Comb the records below for the string "commandes" and copy each line where it turns up.
##############################
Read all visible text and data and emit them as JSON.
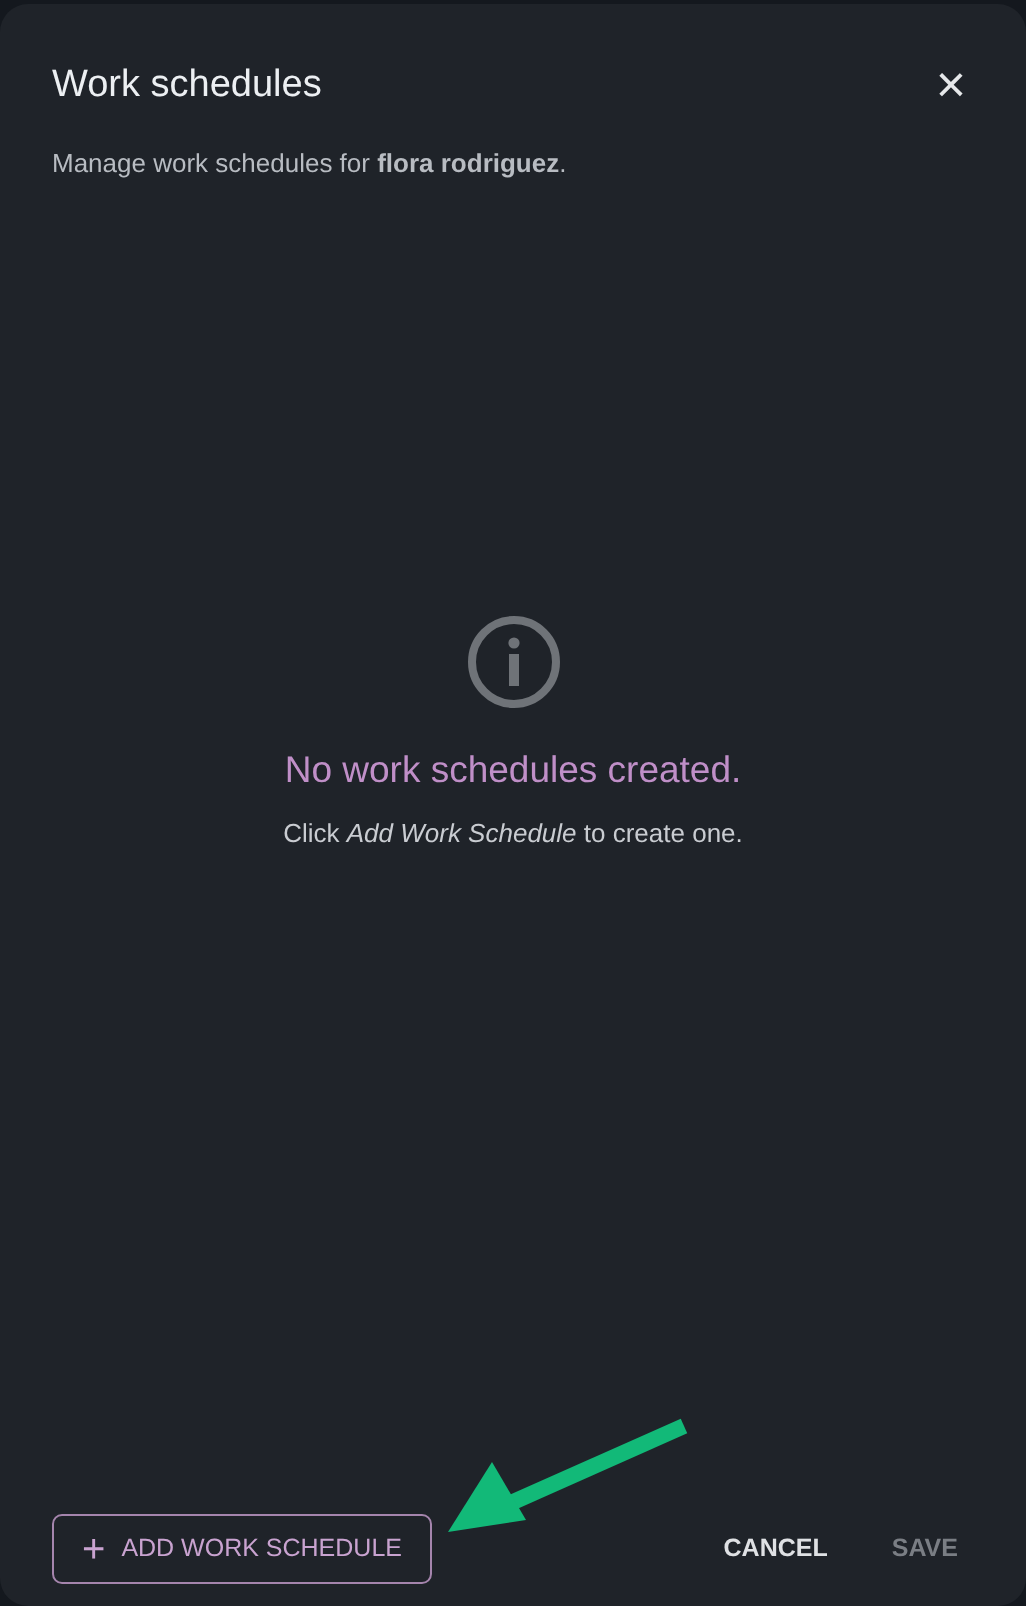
{
  "dialog": {
    "title": "Work schedules",
    "subtitle": "Manage work schedules for **flora rodriguez**.",
    "close": "×"
  },
  "empty_state": {
    "heading": "No work schedules created.",
    "hint": "Click *Add Work Schedule* to create one."
  },
  "footer": {
    "add_button": {
      "icon": "+",
      "label": "ADD WORK SCHEDULE"
    },
    "actions": [
      {
        "label": "CANCEL",
        "disabled": false
      },
      {
        "label": "SAVE",
        "disabled": true
      }
    ]
  }
}
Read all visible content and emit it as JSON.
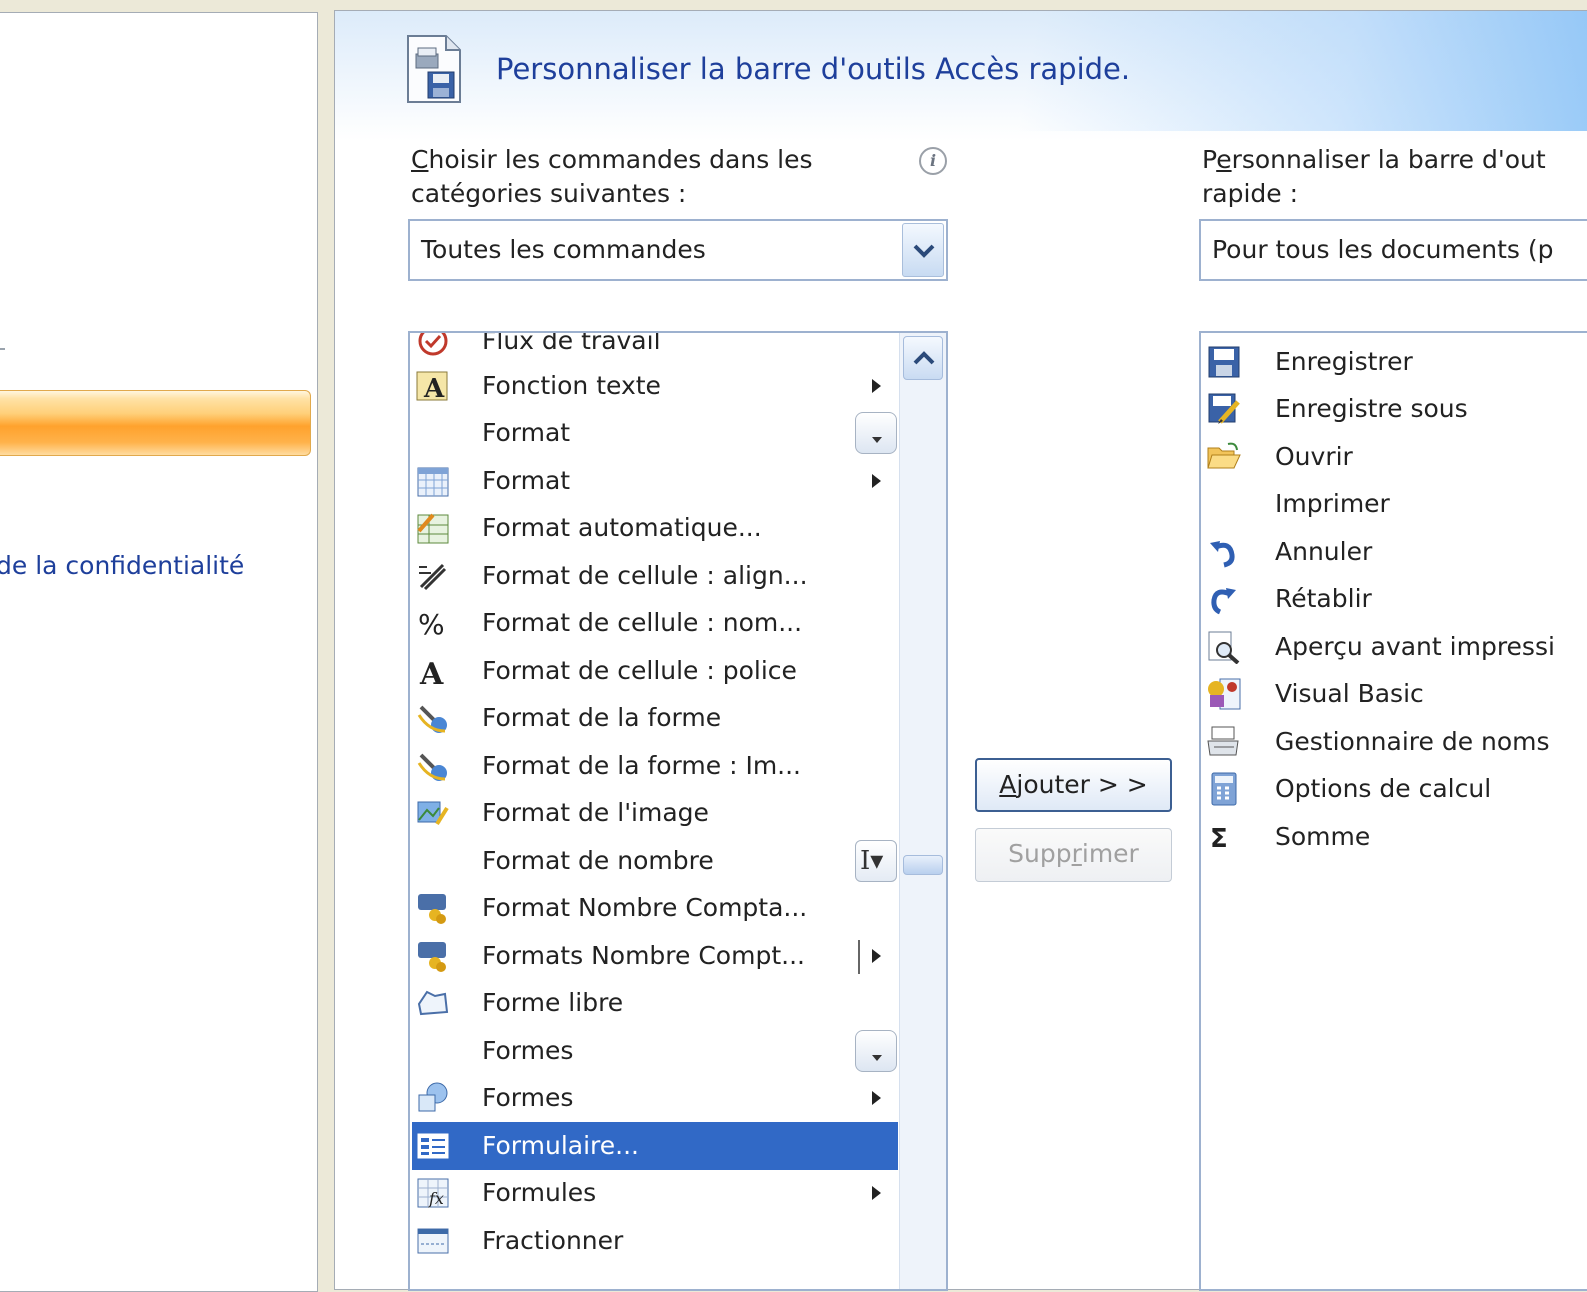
{
  "nav": {
    "privacy_link": "de la confidentialité"
  },
  "header": {
    "title": "Personnaliser la barre d'outils Accès rapide."
  },
  "commands": {
    "label_line1_first": "C",
    "label_line1_rest": "hoisir les commandes dans les",
    "label_line2": "catégories suivantes :",
    "selected": "Toutes les commandes",
    "items": [
      {
        "label": "Flux de travail",
        "icon": "workflow-icon"
      },
      {
        "label": "Fonction texte",
        "icon": "text-function-icon"
      },
      {
        "label": "Format",
        "icon": "none"
      },
      {
        "label": "Format",
        "icon": "calendar-format-icon"
      },
      {
        "label": "Format automatique...",
        "icon": "autoformat-icon"
      },
      {
        "label": "Format de cellule : align...",
        "icon": "align-icon"
      },
      {
        "label": "Format de cellule : nom...",
        "icon": "percent-icon"
      },
      {
        "label": "Format de cellule : police",
        "icon": "font-icon"
      },
      {
        "label": "Format de la forme",
        "icon": "shape-format-icon"
      },
      {
        "label": "Format de la forme : Im...",
        "icon": "shape-format-icon"
      },
      {
        "label": "Format de l'image",
        "icon": "picture-format-icon"
      },
      {
        "label": "Format de nombre",
        "icon": "none"
      },
      {
        "label": "Format Nombre Compta...",
        "icon": "accounting-icon"
      },
      {
        "label": "Formats Nombre Compt...",
        "icon": "accounting-icon"
      },
      {
        "label": "Forme libre",
        "icon": "freeform-icon"
      },
      {
        "label": "Formes",
        "icon": "none"
      },
      {
        "label": "Formes",
        "icon": "shapes-icon"
      },
      {
        "label": "Formulaire...",
        "icon": "form-icon"
      },
      {
        "label": "Formules",
        "icon": "formulas-icon"
      },
      {
        "label": "Fractionner",
        "icon": "split-icon"
      }
    ]
  },
  "buttons": {
    "add_first": "A",
    "add_rest": "jouter > >",
    "remove_before": "Supp",
    "remove_underlined": "r",
    "remove_after": "imer"
  },
  "toolbar": {
    "label_line1_first": "P",
    "label_line1_underlined": "e",
    "label_line1_rest": "rsonnaliser la barre d'out",
    "label_line2": "rapide :",
    "scope": "Pour tous les documents (p",
    "items": [
      {
        "label": "Enregistrer",
        "icon": "save-icon"
      },
      {
        "label": "Enregistre sous",
        "icon": "save-as-icon"
      },
      {
        "label": "Ouvrir",
        "icon": "open-folder-icon"
      },
      {
        "label": "Imprimer",
        "icon": "none"
      },
      {
        "label": "Annuler",
        "icon": "undo-icon"
      },
      {
        "label": "Rétablir",
        "icon": "redo-icon"
      },
      {
        "label": "Aperçu avant impressi",
        "icon": "print-preview-icon"
      },
      {
        "label": "Visual Basic",
        "icon": "visual-basic-icon"
      },
      {
        "label": "Gestionnaire de noms",
        "icon": "name-manager-icon"
      },
      {
        "label": "Options de calcul",
        "icon": "calculator-icon"
      },
      {
        "label": "Somme",
        "icon": "sum-icon"
      }
    ]
  },
  "colors": {
    "selection": "#3169c6",
    "accent_orange": "#ffa22d",
    "title_blue": "#1e3f9b"
  }
}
##############################
→ **Expected output**:
    "label_line1_rest": "hoisir les commandes dans les",
    "selected": "Toutes les commandes",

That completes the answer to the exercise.